## What is asked
In the records below, count every line containing "code". Reply with the number only.

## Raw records

┌──

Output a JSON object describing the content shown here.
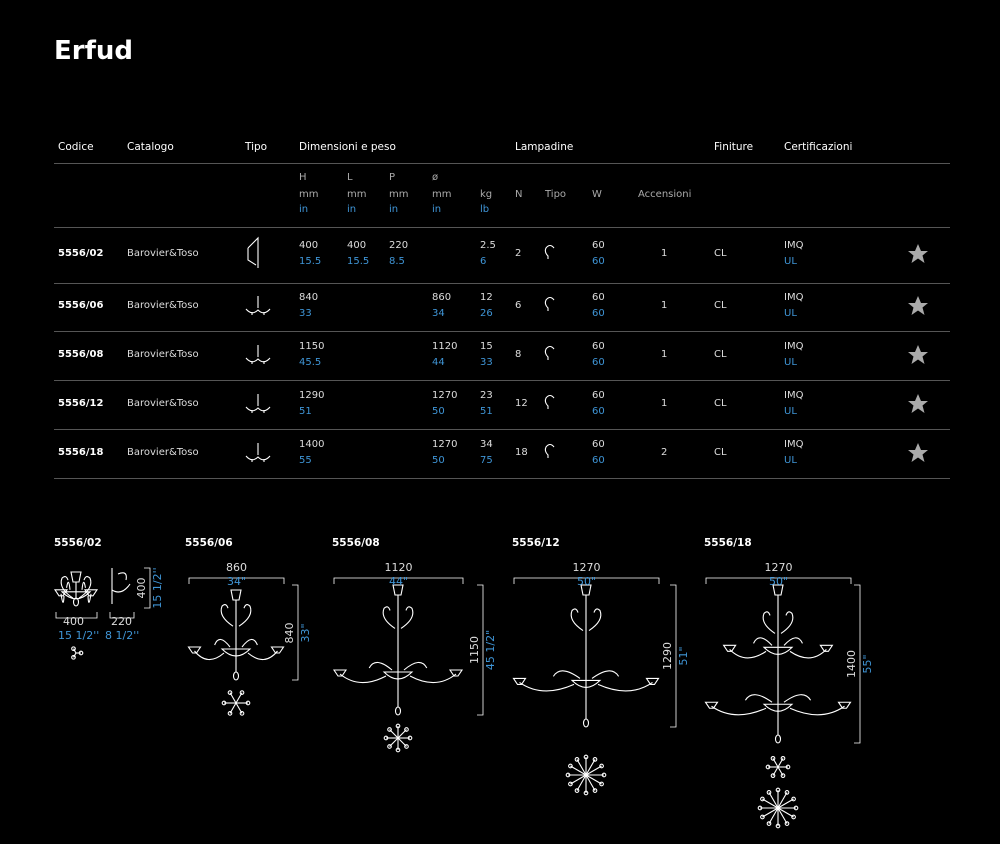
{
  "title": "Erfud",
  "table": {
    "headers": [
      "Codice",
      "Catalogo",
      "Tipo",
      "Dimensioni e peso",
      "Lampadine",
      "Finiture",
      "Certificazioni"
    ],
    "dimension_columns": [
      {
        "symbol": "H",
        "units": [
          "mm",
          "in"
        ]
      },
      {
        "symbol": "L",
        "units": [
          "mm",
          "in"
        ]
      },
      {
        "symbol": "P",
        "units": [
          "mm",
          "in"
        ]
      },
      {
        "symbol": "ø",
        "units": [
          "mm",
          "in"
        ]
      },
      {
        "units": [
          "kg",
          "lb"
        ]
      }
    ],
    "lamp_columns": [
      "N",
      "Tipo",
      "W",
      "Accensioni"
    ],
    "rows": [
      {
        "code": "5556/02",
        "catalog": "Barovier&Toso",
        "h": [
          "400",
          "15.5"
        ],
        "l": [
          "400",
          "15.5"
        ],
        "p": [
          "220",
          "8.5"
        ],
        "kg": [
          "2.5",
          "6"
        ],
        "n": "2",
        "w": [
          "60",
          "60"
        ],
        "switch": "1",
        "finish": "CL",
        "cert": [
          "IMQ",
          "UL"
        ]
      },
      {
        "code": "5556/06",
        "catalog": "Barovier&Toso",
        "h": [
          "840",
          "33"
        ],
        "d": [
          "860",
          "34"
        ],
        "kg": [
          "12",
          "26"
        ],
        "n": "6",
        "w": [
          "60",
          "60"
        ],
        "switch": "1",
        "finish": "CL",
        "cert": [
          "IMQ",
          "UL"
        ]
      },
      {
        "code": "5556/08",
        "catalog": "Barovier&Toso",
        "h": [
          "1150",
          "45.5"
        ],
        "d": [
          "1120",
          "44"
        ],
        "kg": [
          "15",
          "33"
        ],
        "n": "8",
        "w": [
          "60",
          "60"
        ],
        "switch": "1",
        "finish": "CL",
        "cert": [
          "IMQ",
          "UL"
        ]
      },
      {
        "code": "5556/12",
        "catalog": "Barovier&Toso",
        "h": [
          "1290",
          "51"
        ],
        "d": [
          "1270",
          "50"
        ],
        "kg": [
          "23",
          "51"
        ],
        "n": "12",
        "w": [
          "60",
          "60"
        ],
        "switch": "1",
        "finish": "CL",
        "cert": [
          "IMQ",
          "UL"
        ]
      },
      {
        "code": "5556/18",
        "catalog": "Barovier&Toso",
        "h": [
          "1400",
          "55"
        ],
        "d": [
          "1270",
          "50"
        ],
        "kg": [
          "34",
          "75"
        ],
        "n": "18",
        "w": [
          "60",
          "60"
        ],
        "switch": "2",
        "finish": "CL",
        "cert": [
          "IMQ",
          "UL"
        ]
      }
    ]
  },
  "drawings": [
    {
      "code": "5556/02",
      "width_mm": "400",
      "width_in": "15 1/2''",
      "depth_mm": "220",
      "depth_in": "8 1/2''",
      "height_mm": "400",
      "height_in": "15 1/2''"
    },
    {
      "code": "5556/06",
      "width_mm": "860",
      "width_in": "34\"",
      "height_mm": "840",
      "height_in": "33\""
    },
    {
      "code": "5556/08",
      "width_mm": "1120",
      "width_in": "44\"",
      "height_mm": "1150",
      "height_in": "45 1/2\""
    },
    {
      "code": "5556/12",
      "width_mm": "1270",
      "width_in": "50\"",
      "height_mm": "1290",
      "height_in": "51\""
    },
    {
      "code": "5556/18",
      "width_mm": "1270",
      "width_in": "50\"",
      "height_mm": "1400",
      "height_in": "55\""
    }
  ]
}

└──

## Full output
10